Prompt A → In the text on Switzerland's participation in the ILL, what funding commitment did the Swiss Parliament approve in 2020 for the renewed participation?
Prompt B → Decide whether each statement agrees with the text on Switzerland's participation in the ILL. Answer yes or no, and quote the words of the text that decide it. (i) Switzerland's renewed participation initially runs from 2024 to 2028. (ii) The Swiss Parliament has already approved raising the funding commitment to CHF 26.4 million. (iii) Swiss researchers make only limited use of the ILL's facilities.

*** Exercise text ***

Switzerland's participation in the ILL has been renewed for an initial period running from 2024 to 2028 in exchange for a CHF 12 million funding commitment approved by the Swiss Parliament back in 2020. Switzerland's funding commitment may be increased to CHF 26.4 million and extended to 2033 if the Swiss Parliament approves the necessary funding proposal made in the Federal Council Dispatch on the Promotion of Education, Research and Innovation for 2025-2028.
The importance of the ILL for Swiss research is reflected in the intensive use that Swiss researchers make of the ILL's facilities, in the quantity and quality of research publications resulting from this use, and in the many joint projects carried out by Swiss institutions and the ILL. With the signature of this new agreement, Swiss researchers will retain access to an infrastructure deemed essential for research in a wide range of scientific fields.

*** End of Exercise text ***
*** Given records ***

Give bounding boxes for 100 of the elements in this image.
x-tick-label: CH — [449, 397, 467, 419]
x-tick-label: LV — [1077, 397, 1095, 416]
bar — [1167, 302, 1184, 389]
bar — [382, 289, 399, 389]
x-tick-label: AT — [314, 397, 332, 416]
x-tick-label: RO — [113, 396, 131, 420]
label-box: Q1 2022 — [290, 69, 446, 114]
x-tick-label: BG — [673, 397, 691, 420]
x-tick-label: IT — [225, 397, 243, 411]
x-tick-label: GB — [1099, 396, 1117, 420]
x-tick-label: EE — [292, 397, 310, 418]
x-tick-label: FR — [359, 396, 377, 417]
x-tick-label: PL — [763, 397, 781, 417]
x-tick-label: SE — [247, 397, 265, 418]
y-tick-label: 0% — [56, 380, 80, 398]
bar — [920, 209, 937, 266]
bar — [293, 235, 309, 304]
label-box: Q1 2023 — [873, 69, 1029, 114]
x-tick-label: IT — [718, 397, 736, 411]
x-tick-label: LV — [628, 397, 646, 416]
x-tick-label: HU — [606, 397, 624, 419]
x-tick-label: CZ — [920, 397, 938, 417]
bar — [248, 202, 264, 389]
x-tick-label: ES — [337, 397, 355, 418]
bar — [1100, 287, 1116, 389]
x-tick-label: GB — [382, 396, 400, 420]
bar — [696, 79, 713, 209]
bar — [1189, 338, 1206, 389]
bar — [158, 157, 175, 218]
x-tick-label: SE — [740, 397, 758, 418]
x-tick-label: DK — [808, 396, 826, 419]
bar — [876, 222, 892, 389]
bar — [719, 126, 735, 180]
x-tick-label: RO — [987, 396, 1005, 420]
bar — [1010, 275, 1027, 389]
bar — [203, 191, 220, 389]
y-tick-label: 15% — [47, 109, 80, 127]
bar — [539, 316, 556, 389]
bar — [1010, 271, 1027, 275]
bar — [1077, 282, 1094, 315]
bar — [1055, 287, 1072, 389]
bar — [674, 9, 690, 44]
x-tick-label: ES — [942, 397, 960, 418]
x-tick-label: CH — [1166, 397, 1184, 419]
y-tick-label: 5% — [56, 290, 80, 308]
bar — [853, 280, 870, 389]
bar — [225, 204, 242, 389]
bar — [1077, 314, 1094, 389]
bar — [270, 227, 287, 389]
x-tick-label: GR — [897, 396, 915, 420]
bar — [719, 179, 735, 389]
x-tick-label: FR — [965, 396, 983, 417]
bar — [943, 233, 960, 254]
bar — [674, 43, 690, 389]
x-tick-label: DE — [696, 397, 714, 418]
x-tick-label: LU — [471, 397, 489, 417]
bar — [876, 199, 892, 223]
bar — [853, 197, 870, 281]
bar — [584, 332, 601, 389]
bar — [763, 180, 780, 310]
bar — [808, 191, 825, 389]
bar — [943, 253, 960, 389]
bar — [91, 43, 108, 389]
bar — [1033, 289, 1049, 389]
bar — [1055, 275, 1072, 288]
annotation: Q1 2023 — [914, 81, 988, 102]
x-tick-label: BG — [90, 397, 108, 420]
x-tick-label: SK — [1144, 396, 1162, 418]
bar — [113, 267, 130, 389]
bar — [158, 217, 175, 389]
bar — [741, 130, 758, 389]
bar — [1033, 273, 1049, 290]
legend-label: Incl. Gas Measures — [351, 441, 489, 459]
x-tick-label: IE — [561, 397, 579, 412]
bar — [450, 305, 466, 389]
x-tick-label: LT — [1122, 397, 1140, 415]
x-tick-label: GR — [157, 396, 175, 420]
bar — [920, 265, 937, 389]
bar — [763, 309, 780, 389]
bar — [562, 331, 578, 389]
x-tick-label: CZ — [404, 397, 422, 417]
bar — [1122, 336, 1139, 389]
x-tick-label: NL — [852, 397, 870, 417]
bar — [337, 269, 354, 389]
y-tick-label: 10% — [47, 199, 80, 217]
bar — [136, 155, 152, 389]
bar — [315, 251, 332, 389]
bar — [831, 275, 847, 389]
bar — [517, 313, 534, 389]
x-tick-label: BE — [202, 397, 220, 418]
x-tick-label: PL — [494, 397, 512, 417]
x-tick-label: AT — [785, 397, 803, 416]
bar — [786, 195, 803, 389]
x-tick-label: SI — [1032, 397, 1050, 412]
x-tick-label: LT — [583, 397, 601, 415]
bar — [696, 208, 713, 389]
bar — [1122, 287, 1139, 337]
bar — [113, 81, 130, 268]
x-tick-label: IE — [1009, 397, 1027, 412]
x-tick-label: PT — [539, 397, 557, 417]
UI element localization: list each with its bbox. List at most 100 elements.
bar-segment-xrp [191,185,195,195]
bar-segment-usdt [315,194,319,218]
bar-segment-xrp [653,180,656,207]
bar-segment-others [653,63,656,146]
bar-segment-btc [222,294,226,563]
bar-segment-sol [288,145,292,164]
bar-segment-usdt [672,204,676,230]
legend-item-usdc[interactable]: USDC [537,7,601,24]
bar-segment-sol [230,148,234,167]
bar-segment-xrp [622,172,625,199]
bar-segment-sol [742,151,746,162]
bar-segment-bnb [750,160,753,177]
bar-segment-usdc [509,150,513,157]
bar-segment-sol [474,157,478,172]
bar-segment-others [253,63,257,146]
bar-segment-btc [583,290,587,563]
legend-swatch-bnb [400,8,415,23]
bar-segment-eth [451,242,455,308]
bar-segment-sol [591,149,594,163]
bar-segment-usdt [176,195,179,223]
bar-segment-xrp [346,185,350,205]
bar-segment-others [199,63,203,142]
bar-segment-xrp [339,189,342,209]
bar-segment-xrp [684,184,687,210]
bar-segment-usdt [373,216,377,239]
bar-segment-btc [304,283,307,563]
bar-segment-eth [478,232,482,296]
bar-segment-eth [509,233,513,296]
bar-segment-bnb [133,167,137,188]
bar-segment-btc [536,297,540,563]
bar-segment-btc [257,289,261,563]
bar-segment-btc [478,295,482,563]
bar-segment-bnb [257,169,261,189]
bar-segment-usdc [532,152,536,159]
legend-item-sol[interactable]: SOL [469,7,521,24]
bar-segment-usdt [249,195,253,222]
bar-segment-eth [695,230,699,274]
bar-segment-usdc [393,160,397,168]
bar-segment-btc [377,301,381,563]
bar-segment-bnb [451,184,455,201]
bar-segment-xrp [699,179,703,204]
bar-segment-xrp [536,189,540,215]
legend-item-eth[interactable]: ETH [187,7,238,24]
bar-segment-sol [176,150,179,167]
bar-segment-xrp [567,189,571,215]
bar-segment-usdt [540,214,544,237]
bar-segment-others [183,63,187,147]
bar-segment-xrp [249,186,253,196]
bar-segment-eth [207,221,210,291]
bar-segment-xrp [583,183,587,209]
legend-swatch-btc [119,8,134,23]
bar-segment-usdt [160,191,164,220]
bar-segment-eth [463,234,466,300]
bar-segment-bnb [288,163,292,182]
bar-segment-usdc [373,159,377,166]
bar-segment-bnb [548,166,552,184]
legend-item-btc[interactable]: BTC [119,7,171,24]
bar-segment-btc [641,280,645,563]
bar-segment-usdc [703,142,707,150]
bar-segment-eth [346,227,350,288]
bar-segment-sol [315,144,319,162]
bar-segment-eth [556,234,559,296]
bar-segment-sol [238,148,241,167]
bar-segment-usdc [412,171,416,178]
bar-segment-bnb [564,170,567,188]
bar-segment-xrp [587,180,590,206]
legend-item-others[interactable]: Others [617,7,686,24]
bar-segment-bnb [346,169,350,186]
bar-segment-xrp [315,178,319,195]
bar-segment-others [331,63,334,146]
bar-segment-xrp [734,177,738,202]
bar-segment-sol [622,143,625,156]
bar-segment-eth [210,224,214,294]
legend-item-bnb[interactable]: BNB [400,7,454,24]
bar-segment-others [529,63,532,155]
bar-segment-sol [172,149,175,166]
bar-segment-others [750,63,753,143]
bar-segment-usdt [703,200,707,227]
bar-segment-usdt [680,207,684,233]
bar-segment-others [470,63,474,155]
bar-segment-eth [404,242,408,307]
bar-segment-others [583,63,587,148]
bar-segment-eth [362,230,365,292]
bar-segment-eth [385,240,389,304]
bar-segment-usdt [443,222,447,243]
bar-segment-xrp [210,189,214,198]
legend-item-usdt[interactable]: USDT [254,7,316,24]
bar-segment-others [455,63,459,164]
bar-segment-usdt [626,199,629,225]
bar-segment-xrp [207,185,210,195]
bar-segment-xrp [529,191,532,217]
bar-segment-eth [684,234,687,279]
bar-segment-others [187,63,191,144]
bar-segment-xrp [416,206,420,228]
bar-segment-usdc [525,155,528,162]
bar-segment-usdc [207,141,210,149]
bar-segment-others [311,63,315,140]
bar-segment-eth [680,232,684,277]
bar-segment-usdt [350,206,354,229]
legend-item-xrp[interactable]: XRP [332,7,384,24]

*** End of Given records ***

Task solution A → CHF 12 million

Task solution B →
(i) Yes: "renewed for an initial period running from 2024 to 2028"
(ii) No: "may be increased to CHF 26.4 million and extended to 2033 if the Swiss Parliament approves the necessary funding proposal"
(iii) No: "the intensive use that Swiss researchers make of the ILL's facilities"